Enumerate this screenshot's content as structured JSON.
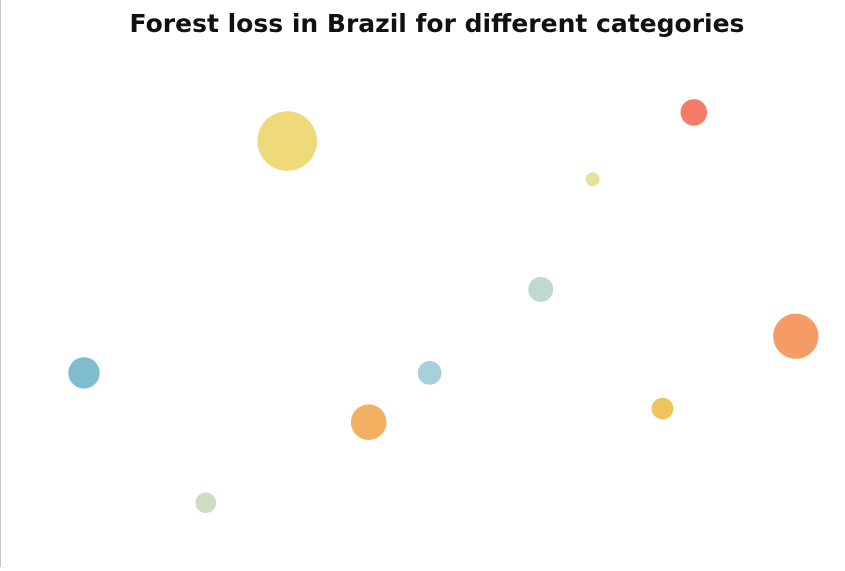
{
  "chart_data": {
    "type": "scatter",
    "title": "Forest loss in Brazil for different categories",
    "xlabel": "",
    "ylabel": "",
    "grid": false,
    "legend": "none",
    "xlim": [
      0,
      100
    ],
    "ylim": [
      0,
      100
    ],
    "size_range": [
      1,
      40
    ],
    "points": [
      {
        "x": 8.5,
        "y": 36.2,
        "size": 7.6,
        "color": "#7fbcd0"
      },
      {
        "x": 23.3,
        "y": 10.4,
        "size": 3.3,
        "color": "#cfdcc3"
      },
      {
        "x": 33.2,
        "y": 82.3,
        "size": 27.5,
        "color": "#eed97b"
      },
      {
        "x": 43.1,
        "y": 26.4,
        "size": 9.8,
        "color": "#f3b061"
      },
      {
        "x": 50.5,
        "y": 36.2,
        "size": 4.4,
        "color": "#a8d0da"
      },
      {
        "x": 64.0,
        "y": 52.8,
        "size": 4.8,
        "color": "#bfd8d2"
      },
      {
        "x": 70.3,
        "y": 74.7,
        "size": 1.5,
        "color": "#e3e2a3"
      },
      {
        "x": 78.8,
        "y": 29.1,
        "size": 3.7,
        "color": "#eec45c"
      },
      {
        "x": 82.6,
        "y": 88.0,
        "size": 5.5,
        "color": "#f67a67"
      },
      {
        "x": 95.0,
        "y": 43.5,
        "size": 15.8,
        "color": "#f59b66"
      }
    ]
  }
}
────────────────
Problem statement: Take the listing and print it again exactly, but without any pictures.

The solution:
Enumerate this screenshot's content as structured JSON.
{
  "chart_data": {
    "type": "scatter",
    "title": "Forest loss in Brazil for different categories",
    "xlabel": "",
    "ylabel": "",
    "grid": false,
    "legend": "none",
    "xlim": [
      0,
      100
    ],
    "ylim": [
      0,
      100
    ],
    "size_range": [
      1,
      40
    ],
    "points": [
      {
        "x": 8.5,
        "y": 36.2,
        "size": 7.6,
        "color": "#7fbcd0"
      },
      {
        "x": 23.3,
        "y": 10.4,
        "size": 3.3,
        "color": "#cfdcc3"
      },
      {
        "x": 33.2,
        "y": 82.3,
        "size": 27.5,
        "color": "#eed97b"
      },
      {
        "x": 43.1,
        "y": 26.4,
        "size": 9.8,
        "color": "#f3b061"
      },
      {
        "x": 50.5,
        "y": 36.2,
        "size": 4.4,
        "color": "#a8d0da"
      },
      {
        "x": 64.0,
        "y": 52.8,
        "size": 4.8,
        "color": "#bfd8d2"
      },
      {
        "x": 70.3,
        "y": 74.7,
        "size": 1.5,
        "color": "#e3e2a3"
      },
      {
        "x": 78.8,
        "y": 29.1,
        "size": 3.7,
        "color": "#eec45c"
      },
      {
        "x": 82.6,
        "y": 88.0,
        "size": 5.5,
        "color": "#f67a67"
      },
      {
        "x": 95.0,
        "y": 43.5,
        "size": 15.8,
        "color": "#f59b66"
      }
    ]
  }
}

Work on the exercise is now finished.